▶ [WRITTEN EXERCISE]: Filter the entries that follow, copying every line in which the word "行业和部门有关安全生产的方针" appears.

▶ [DATA FOR THE TASK]:
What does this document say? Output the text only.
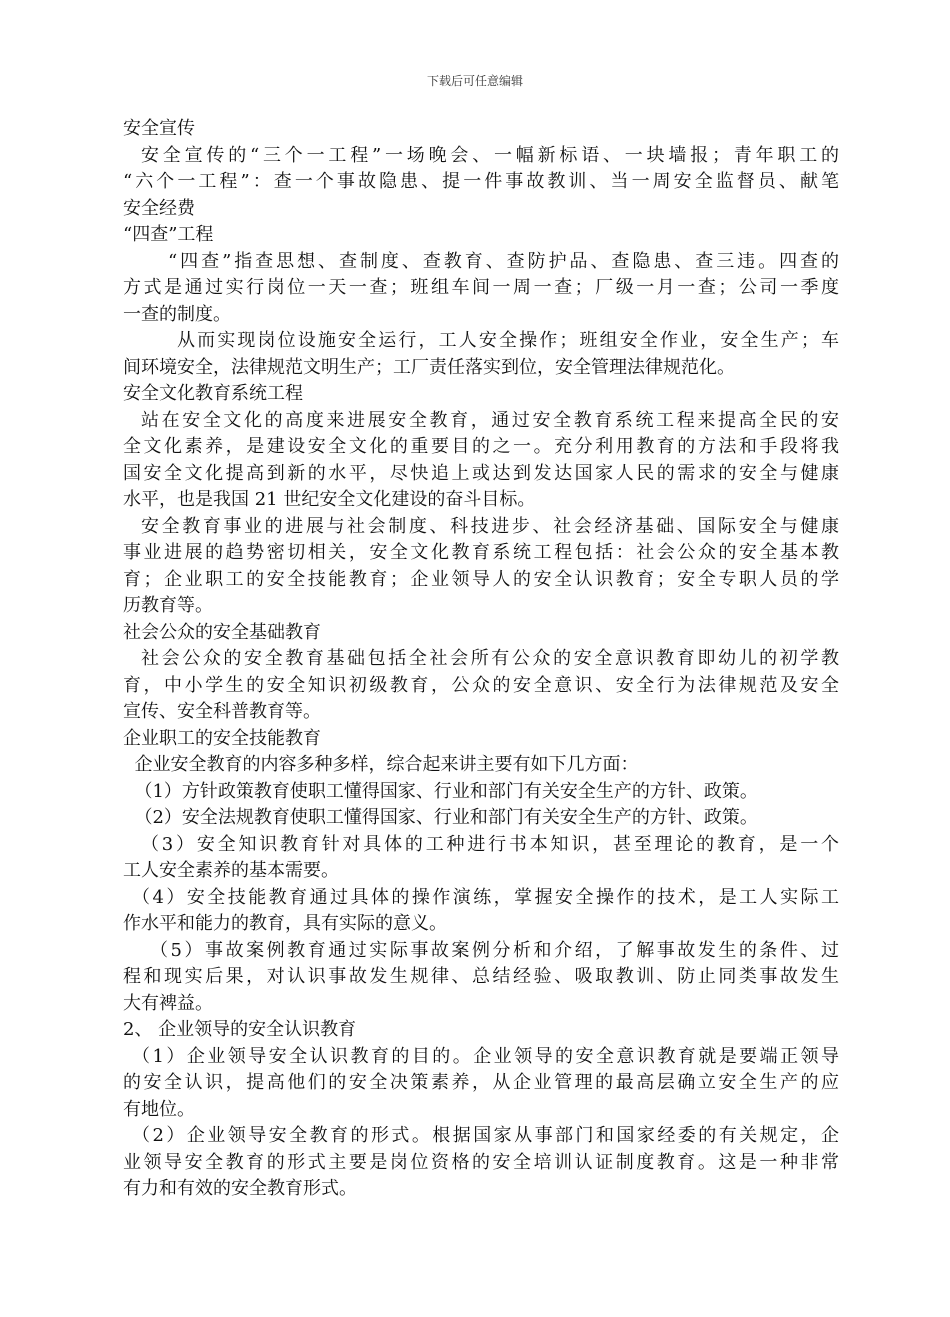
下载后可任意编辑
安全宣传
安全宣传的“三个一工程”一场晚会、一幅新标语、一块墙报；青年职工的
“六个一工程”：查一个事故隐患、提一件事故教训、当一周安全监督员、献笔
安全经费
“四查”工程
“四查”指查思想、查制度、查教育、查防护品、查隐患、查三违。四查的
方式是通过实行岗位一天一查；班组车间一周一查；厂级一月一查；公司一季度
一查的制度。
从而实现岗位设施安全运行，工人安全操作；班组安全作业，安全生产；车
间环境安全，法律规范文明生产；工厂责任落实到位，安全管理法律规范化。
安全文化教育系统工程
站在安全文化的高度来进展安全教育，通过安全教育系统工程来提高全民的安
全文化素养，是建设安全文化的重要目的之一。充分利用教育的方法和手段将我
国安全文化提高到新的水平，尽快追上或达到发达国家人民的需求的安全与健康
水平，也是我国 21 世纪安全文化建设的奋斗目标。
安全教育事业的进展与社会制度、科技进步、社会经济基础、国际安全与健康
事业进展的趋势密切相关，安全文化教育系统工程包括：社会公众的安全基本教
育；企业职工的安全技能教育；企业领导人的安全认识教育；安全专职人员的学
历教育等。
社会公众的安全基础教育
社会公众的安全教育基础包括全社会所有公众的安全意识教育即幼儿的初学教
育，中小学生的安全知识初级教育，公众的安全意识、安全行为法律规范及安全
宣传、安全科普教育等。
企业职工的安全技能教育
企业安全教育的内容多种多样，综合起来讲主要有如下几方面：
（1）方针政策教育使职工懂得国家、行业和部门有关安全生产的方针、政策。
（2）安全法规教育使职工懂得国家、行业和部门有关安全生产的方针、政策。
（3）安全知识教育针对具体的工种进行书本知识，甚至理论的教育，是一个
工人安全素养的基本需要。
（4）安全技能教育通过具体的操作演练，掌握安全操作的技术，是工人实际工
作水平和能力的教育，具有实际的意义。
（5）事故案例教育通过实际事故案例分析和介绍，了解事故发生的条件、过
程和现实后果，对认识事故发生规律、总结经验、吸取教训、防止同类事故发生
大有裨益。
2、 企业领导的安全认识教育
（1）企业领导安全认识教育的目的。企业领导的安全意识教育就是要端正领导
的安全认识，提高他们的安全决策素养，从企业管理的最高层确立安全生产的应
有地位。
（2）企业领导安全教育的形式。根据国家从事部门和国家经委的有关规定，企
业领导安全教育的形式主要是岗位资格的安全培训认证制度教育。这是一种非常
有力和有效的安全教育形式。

▶ [RESULT FOR THIS TASK]:
（1）方针政策教育使职工懂得国家、行业和部门有关安全生产的方针、政策。
（2）安全法规教育使职工懂得国家、行业和部门有关安全生产的方针、政策。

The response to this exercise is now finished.